- EXERCISE PROMPT -
Each line that follows should be printed again exactly as it stands.

[Excerpts from a figure dataset]
%%
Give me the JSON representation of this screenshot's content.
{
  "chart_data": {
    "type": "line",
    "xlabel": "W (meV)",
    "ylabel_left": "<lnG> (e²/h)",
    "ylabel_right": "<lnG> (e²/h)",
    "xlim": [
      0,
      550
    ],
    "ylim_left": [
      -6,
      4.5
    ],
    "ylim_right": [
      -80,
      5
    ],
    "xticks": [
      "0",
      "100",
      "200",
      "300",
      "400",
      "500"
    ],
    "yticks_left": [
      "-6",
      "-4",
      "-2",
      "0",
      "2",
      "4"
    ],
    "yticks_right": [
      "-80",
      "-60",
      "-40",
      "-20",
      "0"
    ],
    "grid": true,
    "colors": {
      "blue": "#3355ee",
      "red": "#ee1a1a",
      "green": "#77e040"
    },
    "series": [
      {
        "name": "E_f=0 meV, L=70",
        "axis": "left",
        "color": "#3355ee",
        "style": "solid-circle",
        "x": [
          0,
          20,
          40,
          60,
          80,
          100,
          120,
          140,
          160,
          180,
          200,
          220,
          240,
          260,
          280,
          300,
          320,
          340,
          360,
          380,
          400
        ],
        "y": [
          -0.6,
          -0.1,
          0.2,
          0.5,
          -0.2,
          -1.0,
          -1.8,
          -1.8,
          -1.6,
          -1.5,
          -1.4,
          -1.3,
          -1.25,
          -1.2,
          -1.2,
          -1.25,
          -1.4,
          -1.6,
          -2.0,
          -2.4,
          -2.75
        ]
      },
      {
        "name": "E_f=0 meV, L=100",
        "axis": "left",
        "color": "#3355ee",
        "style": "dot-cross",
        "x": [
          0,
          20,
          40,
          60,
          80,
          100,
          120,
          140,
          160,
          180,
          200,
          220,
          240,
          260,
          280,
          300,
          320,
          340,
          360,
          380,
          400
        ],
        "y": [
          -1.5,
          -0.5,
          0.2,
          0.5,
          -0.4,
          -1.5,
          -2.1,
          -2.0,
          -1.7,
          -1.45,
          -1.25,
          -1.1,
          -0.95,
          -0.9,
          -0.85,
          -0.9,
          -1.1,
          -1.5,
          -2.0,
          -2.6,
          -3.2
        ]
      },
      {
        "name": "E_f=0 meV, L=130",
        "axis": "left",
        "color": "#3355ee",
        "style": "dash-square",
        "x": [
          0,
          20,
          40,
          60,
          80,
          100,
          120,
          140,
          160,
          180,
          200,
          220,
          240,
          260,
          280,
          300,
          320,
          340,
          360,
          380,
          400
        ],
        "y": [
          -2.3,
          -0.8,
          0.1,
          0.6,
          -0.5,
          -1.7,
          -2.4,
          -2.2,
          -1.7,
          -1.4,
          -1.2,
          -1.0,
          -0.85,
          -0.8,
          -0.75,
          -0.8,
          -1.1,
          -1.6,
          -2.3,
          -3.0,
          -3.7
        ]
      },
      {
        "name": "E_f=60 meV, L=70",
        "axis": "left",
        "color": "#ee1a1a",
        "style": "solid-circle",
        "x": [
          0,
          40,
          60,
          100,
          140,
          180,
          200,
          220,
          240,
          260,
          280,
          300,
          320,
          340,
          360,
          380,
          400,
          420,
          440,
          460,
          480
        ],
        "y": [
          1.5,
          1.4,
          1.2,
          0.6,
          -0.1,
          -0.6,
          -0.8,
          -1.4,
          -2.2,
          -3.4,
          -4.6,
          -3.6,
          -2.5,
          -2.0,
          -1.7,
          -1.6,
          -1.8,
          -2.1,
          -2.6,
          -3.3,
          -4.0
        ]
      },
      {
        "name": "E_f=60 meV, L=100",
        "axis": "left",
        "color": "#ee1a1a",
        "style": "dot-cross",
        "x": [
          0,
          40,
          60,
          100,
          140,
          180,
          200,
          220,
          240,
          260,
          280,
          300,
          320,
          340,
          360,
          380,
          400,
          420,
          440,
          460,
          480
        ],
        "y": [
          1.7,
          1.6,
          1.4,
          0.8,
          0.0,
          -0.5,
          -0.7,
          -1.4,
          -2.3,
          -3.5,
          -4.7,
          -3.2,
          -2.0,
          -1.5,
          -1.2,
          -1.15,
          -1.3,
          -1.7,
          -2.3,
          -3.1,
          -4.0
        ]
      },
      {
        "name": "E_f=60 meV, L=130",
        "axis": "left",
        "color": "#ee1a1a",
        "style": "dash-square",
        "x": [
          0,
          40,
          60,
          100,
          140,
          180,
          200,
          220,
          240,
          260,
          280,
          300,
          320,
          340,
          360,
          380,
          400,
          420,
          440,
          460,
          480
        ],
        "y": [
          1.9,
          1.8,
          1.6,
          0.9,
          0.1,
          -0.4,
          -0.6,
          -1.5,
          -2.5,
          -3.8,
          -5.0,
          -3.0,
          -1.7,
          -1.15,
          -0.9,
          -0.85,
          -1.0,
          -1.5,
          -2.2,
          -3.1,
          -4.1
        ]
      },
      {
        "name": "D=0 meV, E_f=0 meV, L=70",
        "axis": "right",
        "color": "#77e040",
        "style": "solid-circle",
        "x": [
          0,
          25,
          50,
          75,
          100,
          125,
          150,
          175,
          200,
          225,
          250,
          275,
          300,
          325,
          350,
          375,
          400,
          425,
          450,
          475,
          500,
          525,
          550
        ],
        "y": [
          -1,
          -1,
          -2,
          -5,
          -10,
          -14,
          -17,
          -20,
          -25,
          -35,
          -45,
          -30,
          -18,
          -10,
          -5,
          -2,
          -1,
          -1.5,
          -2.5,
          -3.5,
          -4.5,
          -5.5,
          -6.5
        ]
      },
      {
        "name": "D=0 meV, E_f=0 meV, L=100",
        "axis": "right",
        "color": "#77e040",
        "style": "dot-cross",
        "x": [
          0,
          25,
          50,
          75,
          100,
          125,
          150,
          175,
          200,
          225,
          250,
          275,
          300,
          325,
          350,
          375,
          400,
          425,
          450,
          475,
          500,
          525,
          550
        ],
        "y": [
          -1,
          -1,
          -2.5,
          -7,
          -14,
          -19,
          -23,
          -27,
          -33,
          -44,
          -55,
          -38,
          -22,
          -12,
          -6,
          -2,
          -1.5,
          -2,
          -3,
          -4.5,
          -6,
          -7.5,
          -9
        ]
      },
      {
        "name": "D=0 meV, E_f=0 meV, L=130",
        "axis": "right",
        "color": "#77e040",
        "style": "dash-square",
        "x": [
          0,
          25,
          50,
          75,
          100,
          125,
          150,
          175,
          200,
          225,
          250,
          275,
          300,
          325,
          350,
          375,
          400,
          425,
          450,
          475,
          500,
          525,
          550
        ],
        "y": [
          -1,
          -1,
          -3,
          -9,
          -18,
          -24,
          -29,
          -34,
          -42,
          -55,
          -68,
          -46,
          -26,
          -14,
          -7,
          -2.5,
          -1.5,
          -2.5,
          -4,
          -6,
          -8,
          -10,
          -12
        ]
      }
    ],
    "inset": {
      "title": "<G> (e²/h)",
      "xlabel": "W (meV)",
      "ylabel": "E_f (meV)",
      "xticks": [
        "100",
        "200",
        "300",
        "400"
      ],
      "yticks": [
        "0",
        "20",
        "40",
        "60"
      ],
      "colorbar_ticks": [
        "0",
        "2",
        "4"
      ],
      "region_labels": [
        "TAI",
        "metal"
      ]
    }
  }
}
%%
- EXERCISE RESPONSE -
Give me the JSON representation of this screenshot's content.
{
  "chart_data": {
    "type": "line",
    "xlabel": "W (meV)",
    "ylabel_left": "<lnG> (e²/h)",
    "ylabel_right": "<lnG> (e²/h)",
    "xlim": [
      0,
      550
    ],
    "ylim_left": [
      -6,
      4.5
    ],
    "ylim_right": [
      -80,
      5
    ],
    "xticks": [
      "0",
      "100",
      "200",
      "300",
      "400",
      "500"
    ],
    "yticks_left": [
      "-6",
      "-4",
      "-2",
      "0",
      "2",
      "4"
    ],
    "yticks_right": [
      "-80",
      "-60",
      "-40",
      "-20",
      "0"
    ],
    "grid": true,
    "colors": {
      "blue": "#3355ee",
      "red": "#ee1a1a",
      "green": "#77e040"
    },
    "series": [
      {
        "name": "E_f=0 meV, L=70",
        "axis": "left",
        "color": "#3355ee",
        "style": "solid-circle",
        "x": [
          0,
          20,
          40,
          60,
          80,
          100,
          120,
          140,
          160,
          180,
          200,
          220,
          240,
          260,
          280,
          300,
          320,
          340,
          360,
          380,
          400
        ],
        "y": [
          -0.6,
          -0.1,
          0.2,
          0.5,
          -0.2,
          -1.0,
          -1.8,
          -1.8,
          -1.6,
          -1.5,
          -1.4,
          -1.3,
          -1.25,
          -1.2,
          -1.2,
          -1.25,
          -1.4,
          -1.6,
          -2.0,
          -2.4,
          -2.75
        ]
      },
      {
        "name": "E_f=0 meV, L=100",
        "axis": "left",
        "color": "#3355ee",
        "style": "dot-cross",
        "x": [
          0,
          20,
          40,
          60,
          80,
          100,
          120,
          140,
          160,
          180,
          200,
          220,
          240,
          260,
          280,
          300,
          320,
          340,
          360,
          380,
          400
        ],
        "y": [
          -1.5,
          -0.5,
          0.2,
          0.5,
          -0.4,
          -1.5,
          -2.1,
          -2.0,
          -1.7,
          -1.45,
          -1.25,
          -1.1,
          -0.95,
          -0.9,
          -0.85,
          -0.9,
          -1.1,
          -1.5,
          -2.0,
          -2.6,
          -3.2
        ]
      },
      {
        "name": "E_f=0 meV, L=130",
        "axis": "left",
        "color": "#3355ee",
        "style": "dash-square",
        "x": [
          0,
          20,
          40,
          60,
          80,
          100,
          120,
          140,
          160,
          180,
          200,
          220,
          240,
          260,
          280,
          300,
          320,
          340,
          360,
          380,
          400
        ],
        "y": [
          -2.3,
          -0.8,
          0.1,
          0.6,
          -0.5,
          -1.7,
          -2.4,
          -2.2,
          -1.7,
          -1.4,
          -1.2,
          -1.0,
          -0.85,
          -0.8,
          -0.75,
          -0.8,
          -1.1,
          -1.6,
          -2.3,
          -3.0,
          -3.7
        ]
      },
      {
        "name": "E_f=60 meV, L=70",
        "axis": "left",
        "color": "#ee1a1a",
        "style": "solid-circle",
        "x": [
          0,
          40,
          60,
          100,
          140,
          180,
          200,
          220,
          240,
          260,
          280,
          300,
          320,
          340,
          360,
          380,
          400,
          420,
          440,
          460,
          480
        ],
        "y": [
          1.5,
          1.4,
          1.2,
          0.6,
          -0.1,
          -0.6,
          -0.8,
          -1.4,
          -2.2,
          -3.4,
          -4.6,
          -3.6,
          -2.5,
          -2.0,
          -1.7,
          -1.6,
          -1.8,
          -2.1,
          -2.6,
          -3.3,
          -4.0
        ]
      },
      {
        "name": "E_f=60 meV, L=100",
        "axis": "left",
        "color": "#ee1a1a",
        "style": "dot-cross",
        "x": [
          0,
          40,
          60,
          100,
          140,
          180,
          200,
          220,
          240,
          260,
          280,
          300,
          320,
          340,
          360,
          380,
          400,
          420,
          440,
          460,
          480
        ],
        "y": [
          1.7,
          1.6,
          1.4,
          0.8,
          0.0,
          -0.5,
          -0.7,
          -1.4,
          -2.3,
          -3.5,
          -4.7,
          -3.2,
          -2.0,
          -1.5,
          -1.2,
          -1.15,
          -1.3,
          -1.7,
          -2.3,
          -3.1,
          -4.0
        ]
      },
      {
        "name": "E_f=60 meV, L=130",
        "axis": "left",
        "color": "#ee1a1a",
        "style": "dash-square",
        "x": [
          0,
          40,
          60,
          100,
          140,
          180,
          200,
          220,
          240,
          260,
          280,
          300,
          320,
          340,
          360,
          380,
          400,
          420,
          440,
          460,
          480
        ],
        "y": [
          1.9,
          1.8,
          1.6,
          0.9,
          0.1,
          -0.4,
          -0.6,
          -1.5,
          -2.5,
          -3.8,
          -5.0,
          -3.0,
          -1.7,
          -1.15,
          -0.9,
          -0.85,
          -1.0,
          -1.5,
          -2.2,
          -3.1,
          -4.1
        ]
      },
      {
        "name": "D=0 meV, E_f=0 meV, L=70",
        "axis": "right",
        "color": "#77e040",
        "style": "solid-circle",
        "x": [
          0,
          25,
          50,
          75,
          100,
          125,
          150,
          175,
          200,
          225,
          250,
          275,
          300,
          325,
          350,
          375,
          400,
          425,
          450,
          475,
          500,
          525,
          550
        ],
        "y": [
          -1,
          -1,
          -2,
          -5,
          -10,
          -14,
          -17,
          -20,
          -25,
          -35,
          -45,
          -30,
          -18,
          -10,
          -5,
          -2,
          -1,
          -1.5,
          -2.5,
          -3.5,
          -4.5,
          -5.5,
          -6.5
        ]
      },
      {
        "name": "D=0 meV, E_f=0 meV, L=100",
        "axis": "right",
        "color": "#77e040",
        "style": "dot-cross",
        "x": [
          0,
          25,
          50,
          75,
          100,
          125,
          150,
          175,
          200,
          225,
          250,
          275,
          300,
          325,
          350,
          375,
          400,
          425,
          450,
          475,
          500,
          525,
          550
        ],
        "y": [
          -1,
          -1,
          -2.5,
          -7,
          -14,
          -19,
          -23,
          -27,
          -33,
          -44,
          -55,
          -38,
          -22,
          -12,
          -6,
          -2,
          -1.5,
          -2,
          -3,
          -4.5,
          -6,
          -7.5,
          -9
        ]
      },
      {
        "name": "D=0 meV, E_f=0 meV, L=130",
        "axis": "right",
        "color": "#77e040",
        "style": "dash-square",
        "x": [
          0,
          25,
          50,
          75,
          100,
          125,
          150,
          175,
          200,
          225,
          250,
          275,
          300,
          325,
          350,
          375,
          400,
          425,
          450,
          475,
          500,
          525,
          550
        ],
        "y": [
          -1,
          -1,
          -3,
          -9,
          -18,
          -24,
          -29,
          -34,
          -42,
          -55,
          -68,
          -46,
          -26,
          -14,
          -7,
          -2.5,
          -1.5,
          -2.5,
          -4,
          -6,
          -8,
          -10,
          -12
        ]
      }
    ],
    "inset": {
      "title": "<G> (e²/h)",
      "xlabel": "W (meV)",
      "ylabel": "E_f (meV)",
      "xticks": [
        "100",
        "200",
        "300",
        "400"
      ],
      "yticks": [
        "0",
        "20",
        "40",
        "60"
      ],
      "colorbar_ticks": [
        "0",
        "2",
        "4"
      ],
      "region_labels": [
        "TAI",
        "metal"
      ]
    }
  }
}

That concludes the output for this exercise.